- _What is needed_: Restate the complete material exactly.

- _Records provided_:
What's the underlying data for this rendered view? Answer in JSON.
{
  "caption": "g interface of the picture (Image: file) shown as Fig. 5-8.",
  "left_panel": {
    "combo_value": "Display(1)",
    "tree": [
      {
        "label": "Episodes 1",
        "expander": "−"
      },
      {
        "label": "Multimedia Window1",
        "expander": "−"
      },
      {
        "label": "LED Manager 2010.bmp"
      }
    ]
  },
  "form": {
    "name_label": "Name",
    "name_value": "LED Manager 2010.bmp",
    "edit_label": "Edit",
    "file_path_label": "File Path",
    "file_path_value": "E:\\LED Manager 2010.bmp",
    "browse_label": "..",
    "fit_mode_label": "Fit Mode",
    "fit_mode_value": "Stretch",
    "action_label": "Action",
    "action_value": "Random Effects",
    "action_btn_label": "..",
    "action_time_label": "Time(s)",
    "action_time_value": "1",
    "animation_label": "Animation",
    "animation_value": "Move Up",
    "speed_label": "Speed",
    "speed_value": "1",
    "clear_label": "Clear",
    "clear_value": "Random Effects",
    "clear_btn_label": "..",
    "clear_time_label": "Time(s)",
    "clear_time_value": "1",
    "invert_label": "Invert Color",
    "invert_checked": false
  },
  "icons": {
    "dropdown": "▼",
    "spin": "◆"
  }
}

- _Output of the task_:
What's the underlying data for this rendered view? Answer in JSON.
{
  "caption": "g interface of the picture (Image: file) shown as Fig. 5-8.",
  "left_panel": {
    "combo_value": "Display(1)",
    "tree": [
      {
        "label": "Episodes 1",
        "expander": "−"
      },
      {
        "label": "Multimedia Window1",
        "expander": "−"
      },
      {
        "label": "LED Manager 2010.bmp"
      }
    ]
  },
  "form": {
    "name_label": "Name",
    "name_value": "LED Manager 2010.bmp",
    "edit_label": "Edit",
    "file_path_label": "File Path",
    "file_path_value": "E:\\LED Manager 2010.bmp",
    "browse_label": "..",
    "fit_mode_label": "Fit Mode",
    "fit_mode_value": "Stretch",
    "action_label": "Action",
    "action_value": "Random Effects",
    "action_btn_label": "..",
    "action_time_label": "Time(s)",
    "action_time_value": "1",
    "animation_label": "Animation",
    "animation_value": "Move Up",
    "speed_label": "Speed",
    "speed_value": "1",
    "clear_label": "Clear",
    "clear_value": "Random Effects",
    "clear_btn_label": "..",
    "clear_time_label": "Time(s)",
    "clear_time_value": "1",
    "invert_label": "Invert Color",
    "invert_checked": false
  },
  "icons": {
    "dropdown": "▼",
    "spin": "◆"
  }
}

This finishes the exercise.